抽出テキスト >>
1.概況
本日の日経平均は203円高の1万9079円と3日続伸し、3月30日以来約3週間ぶりに1万9000円の節目を回復しました。TOPIXやJPX日経400、新興市場のマザーズ指数など主要指数は総じて上昇しました。フランス大統領選の結果を好感し昨日の米国市場で主要指数は大きく上昇しましたが、昨日日経平均はその結果を先取りする格好で上昇していたことから3円安と小動きで寄り付きました。日経平均はすぐにプラスに転じると警戒されていた北朝鮮からの軍事的挑発が伝わらなかったことが好感されてか、その後はほぼ1日を通し上げ幅を広げる展開となりました。日経平均は11時頃に1万9000円の節目を回復すると、前場を158円高の1万9034円とその時点の高値圏で取引を終えました。後場に入ってしばらくは前引けの水準でもみ合いましたが、日経平均は14時半頃から一段高となり一時は233円高の1万9109円と1万9100円台をつける場面もありました。引けにかけて高値からはやや上げ幅を縮めたものの、日経平均はそのまま高値圏で取引を終えました。東証1部の売買代金は2兆3018億円と2兆円を上回る活況となりました。東証33業種は情報・通信業と医薬品を除く31業種が上昇しました。中でも保険業や証券商品先物といった金融関連業種が高い上昇率となりました。

保存データ >>
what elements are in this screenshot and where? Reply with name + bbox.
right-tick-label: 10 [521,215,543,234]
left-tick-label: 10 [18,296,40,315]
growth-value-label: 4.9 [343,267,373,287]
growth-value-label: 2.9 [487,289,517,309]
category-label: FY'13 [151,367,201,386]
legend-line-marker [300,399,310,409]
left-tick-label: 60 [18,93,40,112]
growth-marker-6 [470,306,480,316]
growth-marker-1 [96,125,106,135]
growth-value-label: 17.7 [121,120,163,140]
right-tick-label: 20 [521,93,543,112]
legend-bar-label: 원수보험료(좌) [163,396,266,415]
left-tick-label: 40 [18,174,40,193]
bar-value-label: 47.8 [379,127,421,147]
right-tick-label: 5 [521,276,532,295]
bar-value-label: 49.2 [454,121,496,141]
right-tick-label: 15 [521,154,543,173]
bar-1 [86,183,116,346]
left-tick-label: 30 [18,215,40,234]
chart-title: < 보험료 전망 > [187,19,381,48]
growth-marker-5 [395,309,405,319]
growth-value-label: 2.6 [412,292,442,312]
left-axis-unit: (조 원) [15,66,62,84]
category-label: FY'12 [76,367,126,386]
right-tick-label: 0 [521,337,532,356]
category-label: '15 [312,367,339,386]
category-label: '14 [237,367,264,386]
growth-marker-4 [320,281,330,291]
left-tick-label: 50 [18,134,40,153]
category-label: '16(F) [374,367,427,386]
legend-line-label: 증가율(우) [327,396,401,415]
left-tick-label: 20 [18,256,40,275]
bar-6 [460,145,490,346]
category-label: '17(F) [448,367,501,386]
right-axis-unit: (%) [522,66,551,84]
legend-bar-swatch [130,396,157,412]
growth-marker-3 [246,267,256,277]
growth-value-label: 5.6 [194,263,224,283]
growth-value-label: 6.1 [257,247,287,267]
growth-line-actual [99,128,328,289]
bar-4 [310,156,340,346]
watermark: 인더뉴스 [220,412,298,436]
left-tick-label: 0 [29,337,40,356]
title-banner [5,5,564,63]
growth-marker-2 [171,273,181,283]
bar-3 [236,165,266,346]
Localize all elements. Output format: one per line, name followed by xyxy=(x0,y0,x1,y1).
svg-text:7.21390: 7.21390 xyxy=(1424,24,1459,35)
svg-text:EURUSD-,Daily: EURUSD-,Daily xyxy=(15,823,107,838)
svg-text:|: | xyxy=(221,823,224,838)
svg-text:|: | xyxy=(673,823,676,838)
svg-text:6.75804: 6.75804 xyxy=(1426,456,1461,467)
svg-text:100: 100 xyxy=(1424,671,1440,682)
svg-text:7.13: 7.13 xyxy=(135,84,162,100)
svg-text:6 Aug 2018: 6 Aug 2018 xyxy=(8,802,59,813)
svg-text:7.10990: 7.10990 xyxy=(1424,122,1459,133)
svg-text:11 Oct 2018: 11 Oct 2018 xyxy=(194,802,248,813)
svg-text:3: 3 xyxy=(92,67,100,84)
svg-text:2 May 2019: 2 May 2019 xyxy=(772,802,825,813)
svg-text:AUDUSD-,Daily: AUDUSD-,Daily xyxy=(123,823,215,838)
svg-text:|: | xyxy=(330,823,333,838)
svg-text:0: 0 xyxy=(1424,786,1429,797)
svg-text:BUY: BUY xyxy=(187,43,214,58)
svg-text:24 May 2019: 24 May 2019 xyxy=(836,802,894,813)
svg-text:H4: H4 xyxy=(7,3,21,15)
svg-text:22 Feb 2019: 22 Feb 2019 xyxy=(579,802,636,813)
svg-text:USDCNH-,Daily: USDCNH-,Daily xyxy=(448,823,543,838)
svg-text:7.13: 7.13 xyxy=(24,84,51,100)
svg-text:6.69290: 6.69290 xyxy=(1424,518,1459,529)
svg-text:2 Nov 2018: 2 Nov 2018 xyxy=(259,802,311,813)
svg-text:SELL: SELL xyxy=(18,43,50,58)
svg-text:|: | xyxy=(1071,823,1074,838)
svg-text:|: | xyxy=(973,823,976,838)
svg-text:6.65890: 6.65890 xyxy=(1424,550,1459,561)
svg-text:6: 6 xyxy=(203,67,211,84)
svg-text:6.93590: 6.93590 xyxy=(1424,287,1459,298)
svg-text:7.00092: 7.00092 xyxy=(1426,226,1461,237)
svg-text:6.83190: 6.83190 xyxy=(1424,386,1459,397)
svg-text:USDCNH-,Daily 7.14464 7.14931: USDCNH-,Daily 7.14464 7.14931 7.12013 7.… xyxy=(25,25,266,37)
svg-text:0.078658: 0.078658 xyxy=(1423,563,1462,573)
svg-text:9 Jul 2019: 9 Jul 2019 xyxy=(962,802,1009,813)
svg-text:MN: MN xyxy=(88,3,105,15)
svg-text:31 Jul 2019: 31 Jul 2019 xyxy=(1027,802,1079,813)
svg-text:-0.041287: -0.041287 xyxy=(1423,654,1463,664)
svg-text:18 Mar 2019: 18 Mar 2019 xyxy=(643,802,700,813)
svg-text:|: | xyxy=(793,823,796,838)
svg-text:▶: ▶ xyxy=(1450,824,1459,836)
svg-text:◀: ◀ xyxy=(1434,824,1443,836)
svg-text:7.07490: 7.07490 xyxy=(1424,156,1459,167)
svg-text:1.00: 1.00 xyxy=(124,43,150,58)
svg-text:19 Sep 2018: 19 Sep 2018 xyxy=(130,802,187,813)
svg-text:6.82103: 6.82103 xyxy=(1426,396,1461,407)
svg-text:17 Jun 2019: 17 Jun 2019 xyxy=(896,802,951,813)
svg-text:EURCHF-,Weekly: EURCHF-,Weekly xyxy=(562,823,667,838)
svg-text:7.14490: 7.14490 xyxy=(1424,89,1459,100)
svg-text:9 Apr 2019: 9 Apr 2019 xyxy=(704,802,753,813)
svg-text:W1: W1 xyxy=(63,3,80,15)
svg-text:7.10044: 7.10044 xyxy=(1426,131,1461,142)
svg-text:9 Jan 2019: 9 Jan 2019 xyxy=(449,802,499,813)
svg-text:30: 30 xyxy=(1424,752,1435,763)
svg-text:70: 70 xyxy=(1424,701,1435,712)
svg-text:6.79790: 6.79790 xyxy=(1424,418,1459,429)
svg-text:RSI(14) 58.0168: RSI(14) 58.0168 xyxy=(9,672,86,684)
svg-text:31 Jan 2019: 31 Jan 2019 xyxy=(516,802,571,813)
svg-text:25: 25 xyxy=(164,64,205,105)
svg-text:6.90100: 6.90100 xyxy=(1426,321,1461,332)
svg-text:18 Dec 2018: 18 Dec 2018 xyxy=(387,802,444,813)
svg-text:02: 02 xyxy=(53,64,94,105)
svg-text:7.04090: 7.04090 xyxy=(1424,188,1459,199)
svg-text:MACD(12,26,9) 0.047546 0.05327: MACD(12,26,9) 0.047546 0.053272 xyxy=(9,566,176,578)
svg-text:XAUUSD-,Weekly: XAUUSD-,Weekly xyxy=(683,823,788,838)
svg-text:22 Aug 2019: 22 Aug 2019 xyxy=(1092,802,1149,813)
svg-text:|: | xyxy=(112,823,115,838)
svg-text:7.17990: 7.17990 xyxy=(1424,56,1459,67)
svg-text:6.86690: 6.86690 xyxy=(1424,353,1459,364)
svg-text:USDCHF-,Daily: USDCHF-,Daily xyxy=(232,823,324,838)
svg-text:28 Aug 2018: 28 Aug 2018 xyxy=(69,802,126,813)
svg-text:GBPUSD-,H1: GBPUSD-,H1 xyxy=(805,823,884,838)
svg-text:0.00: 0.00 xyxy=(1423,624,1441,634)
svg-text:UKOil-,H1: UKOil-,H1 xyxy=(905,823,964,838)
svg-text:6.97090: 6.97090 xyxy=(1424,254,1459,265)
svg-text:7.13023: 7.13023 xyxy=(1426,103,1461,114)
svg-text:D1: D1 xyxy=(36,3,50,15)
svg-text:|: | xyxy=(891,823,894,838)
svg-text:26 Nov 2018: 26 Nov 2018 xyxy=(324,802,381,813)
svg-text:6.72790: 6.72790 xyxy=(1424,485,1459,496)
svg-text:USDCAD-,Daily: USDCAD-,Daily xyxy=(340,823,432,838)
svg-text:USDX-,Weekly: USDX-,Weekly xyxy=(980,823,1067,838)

作業内容 >> 抽出テキストによると、この日の東証1部の売買代金はいくらでしたか。 項目は抽出テキストとは別個の資料です。

解答例 >> 2兆3018億円でした。